Begin

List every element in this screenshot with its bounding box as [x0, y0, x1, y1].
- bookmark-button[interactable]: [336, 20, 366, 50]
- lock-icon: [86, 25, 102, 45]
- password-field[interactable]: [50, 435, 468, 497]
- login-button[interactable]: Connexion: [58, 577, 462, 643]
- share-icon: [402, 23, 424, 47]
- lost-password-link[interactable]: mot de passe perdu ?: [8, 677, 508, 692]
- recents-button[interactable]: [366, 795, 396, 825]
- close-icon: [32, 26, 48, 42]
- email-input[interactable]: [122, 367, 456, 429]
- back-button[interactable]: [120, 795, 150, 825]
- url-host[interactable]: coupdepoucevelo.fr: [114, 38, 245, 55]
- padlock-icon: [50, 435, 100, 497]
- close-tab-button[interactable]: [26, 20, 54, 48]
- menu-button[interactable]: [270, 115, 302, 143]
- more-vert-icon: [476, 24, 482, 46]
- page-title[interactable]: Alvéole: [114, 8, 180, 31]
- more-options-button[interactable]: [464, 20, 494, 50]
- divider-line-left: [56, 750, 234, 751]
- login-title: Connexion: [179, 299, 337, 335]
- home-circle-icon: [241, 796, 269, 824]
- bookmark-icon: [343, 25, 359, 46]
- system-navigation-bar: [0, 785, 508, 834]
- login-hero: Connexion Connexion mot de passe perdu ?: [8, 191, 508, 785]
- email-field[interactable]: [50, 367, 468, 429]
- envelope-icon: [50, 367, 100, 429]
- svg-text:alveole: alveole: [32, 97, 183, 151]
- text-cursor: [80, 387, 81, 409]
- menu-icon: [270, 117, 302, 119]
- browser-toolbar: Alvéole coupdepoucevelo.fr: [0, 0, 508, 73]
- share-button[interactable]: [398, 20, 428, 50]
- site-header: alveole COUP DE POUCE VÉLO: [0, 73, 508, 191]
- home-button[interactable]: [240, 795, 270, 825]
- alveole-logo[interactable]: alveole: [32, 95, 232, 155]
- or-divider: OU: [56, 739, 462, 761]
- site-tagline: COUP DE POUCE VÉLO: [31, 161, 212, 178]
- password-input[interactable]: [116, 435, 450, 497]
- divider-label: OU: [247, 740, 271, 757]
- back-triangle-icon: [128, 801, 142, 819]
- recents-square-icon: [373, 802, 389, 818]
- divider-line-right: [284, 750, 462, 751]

End

**Short exercise**:
Swap each "interactable" in the listing above for "clickable", and write the full listing out again with everything else unchanged.

**Answer to the problem**:
List every element in this screenshot with its bounding box as [x0, y0, x1, y1].
- bookmark-button[clickable]: [336, 20, 366, 50]
- lock-icon: [86, 25, 102, 45]
- password-field[clickable]: [50, 435, 468, 497]
- login-button[clickable]: Connexion: [58, 577, 462, 643]
- share-icon: [402, 23, 424, 47]
- lost-password-link[clickable]: mot de passe perdu ?: [8, 677, 508, 692]
- recents-button[clickable]: [366, 795, 396, 825]
- close-icon: [32, 26, 48, 42]
- email-input[clickable]: [122, 367, 456, 429]
- back-button[clickable]: [120, 795, 150, 825]
- url-host[clickable]: coupdepoucevelo.fr: [114, 38, 245, 55]
- padlock-icon: [50, 435, 100, 497]
- close-tab-button[clickable]: [26, 20, 54, 48]
- menu-button[clickable]: [270, 115, 302, 143]
- more-vert-icon: [476, 24, 482, 46]
- page-title[clickable]: Alvéole: [114, 8, 180, 31]
- more-options-button[clickable]: [464, 20, 494, 50]
- divider-line-left: [56, 750, 234, 751]
- login-title: Connexion: [179, 299, 337, 335]
- home-circle-icon: [241, 796, 269, 824]
- bookmark-icon: [343, 25, 359, 46]
- system-navigation-bar: [0, 785, 508, 834]
- login-hero: Connexion Connexion mot de passe perdu ?: [8, 191, 508, 785]
- email-field[clickable]: [50, 367, 468, 429]
- envelope-icon: [50, 367, 100, 429]
- svg-text:alveole: alveole: [32, 97, 183, 151]
- text-cursor: [80, 387, 81, 409]
- menu-icon: [270, 117, 302, 119]
- browser-toolbar: Alvéole coupdepoucevelo.fr: [0, 0, 508, 73]
- share-button[clickable]: [398, 20, 428, 50]
- site-header: alveole COUP DE POUCE VÉLO: [0, 73, 508, 191]
- home-button[clickable]: [240, 795, 270, 825]
- alveole-logo[clickable]: alveole: [32, 95, 232, 155]
- or-divider: OU: [56, 739, 462, 761]
- site-tagline: COUP DE POUCE VÉLO: [31, 161, 212, 178]
- password-input[clickable]: [116, 435, 450, 497]
- divider-label: OU: [247, 740, 271, 757]
- back-triangle-icon: [128, 801, 142, 819]
- recents-square-icon: [373, 802, 389, 818]
- divider-line-right: [284, 750, 462, 751]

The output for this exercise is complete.